• **EXERCISE AIM**: Return all lines where the word "text" can be found.
____________
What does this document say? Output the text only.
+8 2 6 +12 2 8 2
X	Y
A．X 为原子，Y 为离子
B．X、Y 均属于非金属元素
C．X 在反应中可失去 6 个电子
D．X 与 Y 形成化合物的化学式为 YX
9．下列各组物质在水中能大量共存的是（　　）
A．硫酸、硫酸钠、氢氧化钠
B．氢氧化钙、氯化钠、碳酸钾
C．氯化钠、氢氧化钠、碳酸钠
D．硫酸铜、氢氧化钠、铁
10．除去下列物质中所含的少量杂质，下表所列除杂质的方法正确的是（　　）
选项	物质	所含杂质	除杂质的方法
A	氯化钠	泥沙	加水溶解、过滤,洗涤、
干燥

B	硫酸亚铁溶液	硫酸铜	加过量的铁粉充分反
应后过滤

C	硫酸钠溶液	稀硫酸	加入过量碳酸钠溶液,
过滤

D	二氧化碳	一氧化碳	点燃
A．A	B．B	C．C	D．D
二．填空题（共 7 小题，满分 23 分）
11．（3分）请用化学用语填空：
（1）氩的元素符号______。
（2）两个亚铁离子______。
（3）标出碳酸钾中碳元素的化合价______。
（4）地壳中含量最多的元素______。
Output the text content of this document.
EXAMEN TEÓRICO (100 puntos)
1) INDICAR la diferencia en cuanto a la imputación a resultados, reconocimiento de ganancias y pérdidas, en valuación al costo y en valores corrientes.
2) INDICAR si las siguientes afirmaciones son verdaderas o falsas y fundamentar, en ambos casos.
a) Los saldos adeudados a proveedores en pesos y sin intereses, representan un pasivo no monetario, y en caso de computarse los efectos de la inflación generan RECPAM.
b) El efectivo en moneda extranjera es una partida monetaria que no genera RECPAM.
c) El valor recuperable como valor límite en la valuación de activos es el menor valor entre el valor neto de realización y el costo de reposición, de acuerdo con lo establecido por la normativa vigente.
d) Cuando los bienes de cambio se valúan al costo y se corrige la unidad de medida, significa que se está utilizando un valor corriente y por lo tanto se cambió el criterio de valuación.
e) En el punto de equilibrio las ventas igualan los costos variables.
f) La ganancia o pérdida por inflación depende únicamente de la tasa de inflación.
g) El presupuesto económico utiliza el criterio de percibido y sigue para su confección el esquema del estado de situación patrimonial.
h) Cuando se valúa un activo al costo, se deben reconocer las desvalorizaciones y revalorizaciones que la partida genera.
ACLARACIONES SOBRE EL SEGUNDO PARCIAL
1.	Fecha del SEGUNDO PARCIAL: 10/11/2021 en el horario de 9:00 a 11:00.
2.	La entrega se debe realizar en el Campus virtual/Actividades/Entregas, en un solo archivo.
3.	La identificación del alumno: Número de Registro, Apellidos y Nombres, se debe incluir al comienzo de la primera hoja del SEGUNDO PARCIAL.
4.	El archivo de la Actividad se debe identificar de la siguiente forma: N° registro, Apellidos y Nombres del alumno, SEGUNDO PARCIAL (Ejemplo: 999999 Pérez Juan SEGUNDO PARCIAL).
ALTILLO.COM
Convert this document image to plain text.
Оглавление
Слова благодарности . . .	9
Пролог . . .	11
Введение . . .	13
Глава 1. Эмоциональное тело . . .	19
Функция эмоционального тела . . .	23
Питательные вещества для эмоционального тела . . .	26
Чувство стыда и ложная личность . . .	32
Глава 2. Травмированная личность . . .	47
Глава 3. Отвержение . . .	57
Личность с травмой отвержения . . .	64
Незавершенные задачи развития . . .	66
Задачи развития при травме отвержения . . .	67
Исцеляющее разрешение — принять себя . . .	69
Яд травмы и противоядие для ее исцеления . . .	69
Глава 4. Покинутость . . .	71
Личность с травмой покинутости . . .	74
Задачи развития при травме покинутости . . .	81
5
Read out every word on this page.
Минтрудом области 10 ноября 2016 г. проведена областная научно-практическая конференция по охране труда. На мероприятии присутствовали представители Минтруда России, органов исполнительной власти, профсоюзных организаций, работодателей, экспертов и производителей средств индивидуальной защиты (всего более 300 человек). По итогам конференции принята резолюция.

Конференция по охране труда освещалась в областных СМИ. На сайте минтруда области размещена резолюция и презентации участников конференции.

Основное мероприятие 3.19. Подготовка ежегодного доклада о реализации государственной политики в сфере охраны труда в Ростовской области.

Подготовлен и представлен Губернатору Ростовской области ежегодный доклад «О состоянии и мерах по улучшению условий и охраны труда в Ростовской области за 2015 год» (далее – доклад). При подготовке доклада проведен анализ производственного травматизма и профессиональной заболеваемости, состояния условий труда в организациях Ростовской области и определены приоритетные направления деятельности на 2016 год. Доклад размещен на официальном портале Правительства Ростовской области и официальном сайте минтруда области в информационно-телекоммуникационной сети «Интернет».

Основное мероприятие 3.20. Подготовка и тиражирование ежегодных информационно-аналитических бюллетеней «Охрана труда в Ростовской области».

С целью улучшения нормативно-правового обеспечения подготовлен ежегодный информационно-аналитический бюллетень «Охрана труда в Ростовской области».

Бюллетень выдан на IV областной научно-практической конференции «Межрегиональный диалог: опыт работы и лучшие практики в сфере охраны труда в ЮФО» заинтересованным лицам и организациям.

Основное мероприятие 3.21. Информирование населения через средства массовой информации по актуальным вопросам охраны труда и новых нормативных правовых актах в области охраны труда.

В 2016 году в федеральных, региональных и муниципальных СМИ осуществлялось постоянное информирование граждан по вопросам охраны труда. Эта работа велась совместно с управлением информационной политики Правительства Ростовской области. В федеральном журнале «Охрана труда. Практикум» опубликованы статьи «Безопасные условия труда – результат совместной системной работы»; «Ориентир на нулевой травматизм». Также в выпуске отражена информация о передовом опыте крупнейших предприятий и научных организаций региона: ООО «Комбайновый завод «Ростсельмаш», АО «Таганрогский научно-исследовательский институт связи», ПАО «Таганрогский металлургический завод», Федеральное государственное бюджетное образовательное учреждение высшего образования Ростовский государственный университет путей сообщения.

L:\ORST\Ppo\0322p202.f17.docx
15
____________
• **COMPLETE RESPONSE**:
What does this document say? Output the text only.
Output the text content of this document.
Convert this document image to plain text.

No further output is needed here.